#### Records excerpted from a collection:
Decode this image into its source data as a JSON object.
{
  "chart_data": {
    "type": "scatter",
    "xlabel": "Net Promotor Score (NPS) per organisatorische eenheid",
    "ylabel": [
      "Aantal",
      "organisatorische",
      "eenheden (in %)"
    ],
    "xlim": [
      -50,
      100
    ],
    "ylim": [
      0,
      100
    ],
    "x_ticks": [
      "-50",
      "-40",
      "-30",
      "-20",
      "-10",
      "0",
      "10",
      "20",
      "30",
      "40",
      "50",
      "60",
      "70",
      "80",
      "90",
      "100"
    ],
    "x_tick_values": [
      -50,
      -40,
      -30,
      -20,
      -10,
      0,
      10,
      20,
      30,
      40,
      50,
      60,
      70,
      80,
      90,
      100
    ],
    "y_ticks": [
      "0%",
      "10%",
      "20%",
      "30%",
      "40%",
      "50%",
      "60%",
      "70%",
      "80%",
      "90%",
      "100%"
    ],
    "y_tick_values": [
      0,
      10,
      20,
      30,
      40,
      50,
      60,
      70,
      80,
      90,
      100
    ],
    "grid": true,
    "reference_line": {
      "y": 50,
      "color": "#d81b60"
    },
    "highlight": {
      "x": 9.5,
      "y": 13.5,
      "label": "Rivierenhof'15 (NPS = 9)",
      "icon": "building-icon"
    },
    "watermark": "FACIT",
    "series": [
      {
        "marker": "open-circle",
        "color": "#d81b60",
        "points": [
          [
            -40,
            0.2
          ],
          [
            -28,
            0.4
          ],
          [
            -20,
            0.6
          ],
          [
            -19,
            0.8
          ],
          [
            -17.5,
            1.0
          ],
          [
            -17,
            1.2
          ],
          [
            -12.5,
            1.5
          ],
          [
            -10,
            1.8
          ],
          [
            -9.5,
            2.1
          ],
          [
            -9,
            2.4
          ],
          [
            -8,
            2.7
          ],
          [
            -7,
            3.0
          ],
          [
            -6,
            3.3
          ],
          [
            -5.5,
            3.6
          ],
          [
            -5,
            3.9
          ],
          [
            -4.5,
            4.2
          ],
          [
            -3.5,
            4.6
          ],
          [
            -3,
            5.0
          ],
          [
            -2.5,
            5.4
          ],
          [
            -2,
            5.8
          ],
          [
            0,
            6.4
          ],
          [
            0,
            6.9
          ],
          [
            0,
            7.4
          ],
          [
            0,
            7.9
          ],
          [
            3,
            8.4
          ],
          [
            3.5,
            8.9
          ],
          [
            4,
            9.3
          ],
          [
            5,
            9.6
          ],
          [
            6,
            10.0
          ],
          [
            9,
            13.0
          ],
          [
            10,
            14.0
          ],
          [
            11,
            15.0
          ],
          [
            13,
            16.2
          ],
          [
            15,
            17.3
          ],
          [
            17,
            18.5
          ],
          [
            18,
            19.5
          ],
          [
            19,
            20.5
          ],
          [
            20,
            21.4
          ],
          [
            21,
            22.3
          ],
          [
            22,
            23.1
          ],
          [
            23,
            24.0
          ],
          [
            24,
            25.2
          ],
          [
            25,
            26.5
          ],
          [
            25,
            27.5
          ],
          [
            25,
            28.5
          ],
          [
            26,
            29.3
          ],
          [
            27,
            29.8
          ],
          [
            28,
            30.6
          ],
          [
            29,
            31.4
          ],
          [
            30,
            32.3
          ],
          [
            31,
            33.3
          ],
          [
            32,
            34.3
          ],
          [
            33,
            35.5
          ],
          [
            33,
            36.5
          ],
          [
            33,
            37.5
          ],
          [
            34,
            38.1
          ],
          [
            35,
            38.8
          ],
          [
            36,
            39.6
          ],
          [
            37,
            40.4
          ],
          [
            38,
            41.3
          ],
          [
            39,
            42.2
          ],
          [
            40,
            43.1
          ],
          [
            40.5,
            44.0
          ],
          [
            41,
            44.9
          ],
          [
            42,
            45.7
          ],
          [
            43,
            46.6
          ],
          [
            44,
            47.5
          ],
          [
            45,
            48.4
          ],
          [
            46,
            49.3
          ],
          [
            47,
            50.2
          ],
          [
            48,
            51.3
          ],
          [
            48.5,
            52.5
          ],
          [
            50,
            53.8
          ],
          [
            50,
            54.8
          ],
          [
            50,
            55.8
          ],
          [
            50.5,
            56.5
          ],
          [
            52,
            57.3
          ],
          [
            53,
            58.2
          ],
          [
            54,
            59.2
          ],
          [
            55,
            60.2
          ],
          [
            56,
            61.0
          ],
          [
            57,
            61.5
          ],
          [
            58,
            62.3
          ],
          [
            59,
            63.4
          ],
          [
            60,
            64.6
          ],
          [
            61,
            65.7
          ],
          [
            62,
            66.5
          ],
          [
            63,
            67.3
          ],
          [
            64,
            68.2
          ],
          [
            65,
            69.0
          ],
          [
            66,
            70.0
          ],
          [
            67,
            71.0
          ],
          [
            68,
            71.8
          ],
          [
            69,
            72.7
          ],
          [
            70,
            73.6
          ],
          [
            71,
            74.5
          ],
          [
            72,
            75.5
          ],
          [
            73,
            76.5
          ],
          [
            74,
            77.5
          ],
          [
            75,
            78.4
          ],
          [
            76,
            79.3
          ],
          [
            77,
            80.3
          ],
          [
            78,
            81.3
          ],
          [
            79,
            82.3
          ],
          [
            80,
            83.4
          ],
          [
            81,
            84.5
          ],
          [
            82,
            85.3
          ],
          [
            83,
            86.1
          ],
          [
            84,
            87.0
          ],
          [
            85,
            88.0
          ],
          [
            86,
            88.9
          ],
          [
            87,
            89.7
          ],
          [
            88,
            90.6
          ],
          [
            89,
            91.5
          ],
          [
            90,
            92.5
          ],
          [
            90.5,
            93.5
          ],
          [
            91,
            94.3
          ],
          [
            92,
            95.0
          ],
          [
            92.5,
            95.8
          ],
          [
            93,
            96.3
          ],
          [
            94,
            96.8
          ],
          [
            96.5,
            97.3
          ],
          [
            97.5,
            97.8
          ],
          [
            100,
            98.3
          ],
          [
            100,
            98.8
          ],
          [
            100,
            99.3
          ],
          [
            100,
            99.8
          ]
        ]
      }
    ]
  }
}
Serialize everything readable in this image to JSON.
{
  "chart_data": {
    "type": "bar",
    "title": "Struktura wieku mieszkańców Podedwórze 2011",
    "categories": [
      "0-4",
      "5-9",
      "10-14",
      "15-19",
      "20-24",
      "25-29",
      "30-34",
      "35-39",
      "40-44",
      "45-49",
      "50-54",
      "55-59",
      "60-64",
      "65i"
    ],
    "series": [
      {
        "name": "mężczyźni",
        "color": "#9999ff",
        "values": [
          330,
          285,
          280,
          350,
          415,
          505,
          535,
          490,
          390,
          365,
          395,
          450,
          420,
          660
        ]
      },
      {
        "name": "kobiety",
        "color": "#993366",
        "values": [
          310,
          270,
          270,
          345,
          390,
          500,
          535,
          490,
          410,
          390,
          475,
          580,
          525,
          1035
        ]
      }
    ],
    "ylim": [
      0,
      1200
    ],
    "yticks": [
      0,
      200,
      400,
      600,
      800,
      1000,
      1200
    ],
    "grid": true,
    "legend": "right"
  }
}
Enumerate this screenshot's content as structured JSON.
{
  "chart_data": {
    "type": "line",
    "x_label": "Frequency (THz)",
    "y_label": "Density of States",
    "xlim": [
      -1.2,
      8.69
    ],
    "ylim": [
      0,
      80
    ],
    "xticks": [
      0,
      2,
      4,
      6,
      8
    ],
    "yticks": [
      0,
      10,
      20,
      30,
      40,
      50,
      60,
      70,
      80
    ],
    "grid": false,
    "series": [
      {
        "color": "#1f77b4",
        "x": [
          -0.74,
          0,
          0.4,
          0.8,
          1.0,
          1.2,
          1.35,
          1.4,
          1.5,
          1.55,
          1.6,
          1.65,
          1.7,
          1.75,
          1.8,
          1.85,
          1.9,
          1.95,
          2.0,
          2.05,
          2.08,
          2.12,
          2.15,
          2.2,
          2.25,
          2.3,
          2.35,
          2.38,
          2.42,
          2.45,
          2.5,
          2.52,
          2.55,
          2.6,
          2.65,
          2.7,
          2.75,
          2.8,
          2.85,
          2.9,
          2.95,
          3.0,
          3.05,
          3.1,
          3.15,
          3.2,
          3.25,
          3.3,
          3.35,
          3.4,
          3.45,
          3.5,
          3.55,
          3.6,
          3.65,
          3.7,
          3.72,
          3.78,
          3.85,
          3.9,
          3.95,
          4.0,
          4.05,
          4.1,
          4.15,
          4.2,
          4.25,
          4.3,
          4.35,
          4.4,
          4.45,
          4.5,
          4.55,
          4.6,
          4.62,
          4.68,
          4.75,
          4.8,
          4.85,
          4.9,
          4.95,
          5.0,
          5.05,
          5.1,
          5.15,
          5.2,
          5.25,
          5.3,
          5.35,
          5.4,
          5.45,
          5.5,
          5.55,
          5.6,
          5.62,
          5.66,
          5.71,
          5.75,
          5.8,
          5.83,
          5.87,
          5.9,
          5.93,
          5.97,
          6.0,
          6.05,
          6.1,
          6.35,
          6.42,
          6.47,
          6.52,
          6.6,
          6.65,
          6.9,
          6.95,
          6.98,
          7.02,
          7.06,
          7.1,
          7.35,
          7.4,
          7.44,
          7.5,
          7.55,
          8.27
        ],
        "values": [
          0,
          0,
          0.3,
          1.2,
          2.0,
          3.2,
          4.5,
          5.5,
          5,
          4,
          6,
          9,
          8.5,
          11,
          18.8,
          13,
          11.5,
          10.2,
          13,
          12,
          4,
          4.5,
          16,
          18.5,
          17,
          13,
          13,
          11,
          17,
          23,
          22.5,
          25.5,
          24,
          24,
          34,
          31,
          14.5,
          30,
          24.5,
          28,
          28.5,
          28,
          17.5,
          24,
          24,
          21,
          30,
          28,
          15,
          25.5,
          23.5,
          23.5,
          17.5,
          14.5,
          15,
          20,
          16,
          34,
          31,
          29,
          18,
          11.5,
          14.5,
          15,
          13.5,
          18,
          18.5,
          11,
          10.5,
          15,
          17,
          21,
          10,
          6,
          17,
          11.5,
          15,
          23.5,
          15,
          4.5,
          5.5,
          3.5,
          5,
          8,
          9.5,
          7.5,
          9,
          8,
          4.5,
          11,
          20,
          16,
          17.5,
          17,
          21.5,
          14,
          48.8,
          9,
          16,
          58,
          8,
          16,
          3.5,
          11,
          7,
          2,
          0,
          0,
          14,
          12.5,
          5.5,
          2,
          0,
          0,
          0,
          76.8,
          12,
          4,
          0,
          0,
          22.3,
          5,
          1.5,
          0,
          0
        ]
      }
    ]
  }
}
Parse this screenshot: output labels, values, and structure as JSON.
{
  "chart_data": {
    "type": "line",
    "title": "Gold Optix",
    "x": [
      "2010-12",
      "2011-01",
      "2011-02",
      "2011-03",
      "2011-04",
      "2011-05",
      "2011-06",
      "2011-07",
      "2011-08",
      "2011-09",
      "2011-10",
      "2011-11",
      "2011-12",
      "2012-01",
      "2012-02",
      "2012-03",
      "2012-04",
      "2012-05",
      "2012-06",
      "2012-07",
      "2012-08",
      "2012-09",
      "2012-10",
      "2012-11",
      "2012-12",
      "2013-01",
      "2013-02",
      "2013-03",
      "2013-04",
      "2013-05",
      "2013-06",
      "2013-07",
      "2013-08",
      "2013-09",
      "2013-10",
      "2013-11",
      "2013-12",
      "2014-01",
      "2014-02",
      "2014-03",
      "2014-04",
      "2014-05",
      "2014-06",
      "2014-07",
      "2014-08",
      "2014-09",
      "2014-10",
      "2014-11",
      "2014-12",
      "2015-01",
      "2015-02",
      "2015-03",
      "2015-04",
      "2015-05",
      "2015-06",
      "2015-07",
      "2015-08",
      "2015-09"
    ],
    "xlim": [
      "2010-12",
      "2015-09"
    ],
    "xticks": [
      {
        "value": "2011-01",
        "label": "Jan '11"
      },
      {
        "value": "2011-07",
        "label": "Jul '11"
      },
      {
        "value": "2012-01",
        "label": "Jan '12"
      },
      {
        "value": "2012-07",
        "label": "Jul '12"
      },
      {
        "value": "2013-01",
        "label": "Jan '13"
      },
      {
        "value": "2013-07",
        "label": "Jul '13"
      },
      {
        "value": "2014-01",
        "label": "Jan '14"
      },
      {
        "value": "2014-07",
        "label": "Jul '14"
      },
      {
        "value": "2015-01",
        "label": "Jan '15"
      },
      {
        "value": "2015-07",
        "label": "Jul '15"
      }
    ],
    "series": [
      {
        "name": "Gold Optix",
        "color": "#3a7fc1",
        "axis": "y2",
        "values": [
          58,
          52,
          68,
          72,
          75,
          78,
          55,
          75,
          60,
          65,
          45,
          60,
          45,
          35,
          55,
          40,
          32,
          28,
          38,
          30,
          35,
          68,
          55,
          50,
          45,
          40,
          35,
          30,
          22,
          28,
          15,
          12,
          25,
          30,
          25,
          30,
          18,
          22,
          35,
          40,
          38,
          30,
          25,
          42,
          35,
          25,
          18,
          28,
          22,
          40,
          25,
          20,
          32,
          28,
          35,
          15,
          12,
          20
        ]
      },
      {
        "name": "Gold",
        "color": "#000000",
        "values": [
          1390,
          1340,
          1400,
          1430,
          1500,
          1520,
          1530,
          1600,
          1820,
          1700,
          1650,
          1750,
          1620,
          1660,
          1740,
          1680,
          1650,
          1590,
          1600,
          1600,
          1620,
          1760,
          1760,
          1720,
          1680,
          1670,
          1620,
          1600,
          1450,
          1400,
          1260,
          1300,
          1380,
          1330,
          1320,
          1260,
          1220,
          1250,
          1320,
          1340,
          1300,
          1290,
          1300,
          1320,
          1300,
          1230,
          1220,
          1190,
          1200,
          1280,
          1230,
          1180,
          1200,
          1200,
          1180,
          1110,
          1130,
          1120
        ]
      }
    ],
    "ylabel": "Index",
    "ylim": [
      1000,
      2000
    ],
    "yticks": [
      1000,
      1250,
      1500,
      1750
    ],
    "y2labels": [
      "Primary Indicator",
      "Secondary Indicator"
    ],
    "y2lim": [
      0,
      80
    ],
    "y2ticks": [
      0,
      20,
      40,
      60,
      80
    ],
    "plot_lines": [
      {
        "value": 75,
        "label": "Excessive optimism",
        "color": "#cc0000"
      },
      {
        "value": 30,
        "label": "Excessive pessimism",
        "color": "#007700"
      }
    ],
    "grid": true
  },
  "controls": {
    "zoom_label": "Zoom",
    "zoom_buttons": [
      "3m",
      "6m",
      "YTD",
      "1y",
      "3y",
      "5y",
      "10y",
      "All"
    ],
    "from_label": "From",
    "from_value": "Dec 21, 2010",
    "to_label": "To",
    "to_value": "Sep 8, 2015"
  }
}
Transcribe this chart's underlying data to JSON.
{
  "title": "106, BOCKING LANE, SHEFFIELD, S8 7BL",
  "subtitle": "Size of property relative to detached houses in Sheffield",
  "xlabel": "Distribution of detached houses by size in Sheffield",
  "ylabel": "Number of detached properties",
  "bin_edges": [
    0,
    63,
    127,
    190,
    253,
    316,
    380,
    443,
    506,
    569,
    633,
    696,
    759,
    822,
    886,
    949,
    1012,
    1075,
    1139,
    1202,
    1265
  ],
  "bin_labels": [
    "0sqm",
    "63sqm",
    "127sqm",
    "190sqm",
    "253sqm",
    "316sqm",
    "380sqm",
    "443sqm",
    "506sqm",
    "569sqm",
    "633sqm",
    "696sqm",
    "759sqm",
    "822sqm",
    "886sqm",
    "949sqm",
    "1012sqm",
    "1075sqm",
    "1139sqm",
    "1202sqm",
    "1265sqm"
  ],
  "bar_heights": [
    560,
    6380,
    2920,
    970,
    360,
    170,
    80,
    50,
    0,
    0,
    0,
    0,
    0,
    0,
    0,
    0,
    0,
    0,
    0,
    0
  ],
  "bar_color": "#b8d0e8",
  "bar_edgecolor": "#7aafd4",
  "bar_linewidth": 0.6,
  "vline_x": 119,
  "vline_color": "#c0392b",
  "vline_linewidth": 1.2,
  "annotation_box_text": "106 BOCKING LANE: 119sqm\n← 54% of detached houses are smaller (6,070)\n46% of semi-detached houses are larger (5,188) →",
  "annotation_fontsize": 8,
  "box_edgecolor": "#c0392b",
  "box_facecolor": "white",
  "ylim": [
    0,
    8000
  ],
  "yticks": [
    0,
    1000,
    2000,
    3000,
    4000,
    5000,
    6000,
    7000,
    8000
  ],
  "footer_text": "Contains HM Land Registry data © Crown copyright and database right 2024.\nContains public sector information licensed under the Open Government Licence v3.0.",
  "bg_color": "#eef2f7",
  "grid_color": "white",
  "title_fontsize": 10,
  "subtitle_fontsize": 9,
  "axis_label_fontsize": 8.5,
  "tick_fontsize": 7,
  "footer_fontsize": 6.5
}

#### Problem:
Some lines of the records may hold the word "xlabel". How many do? Answer with a number and nothing else.

#### Exercise result:
2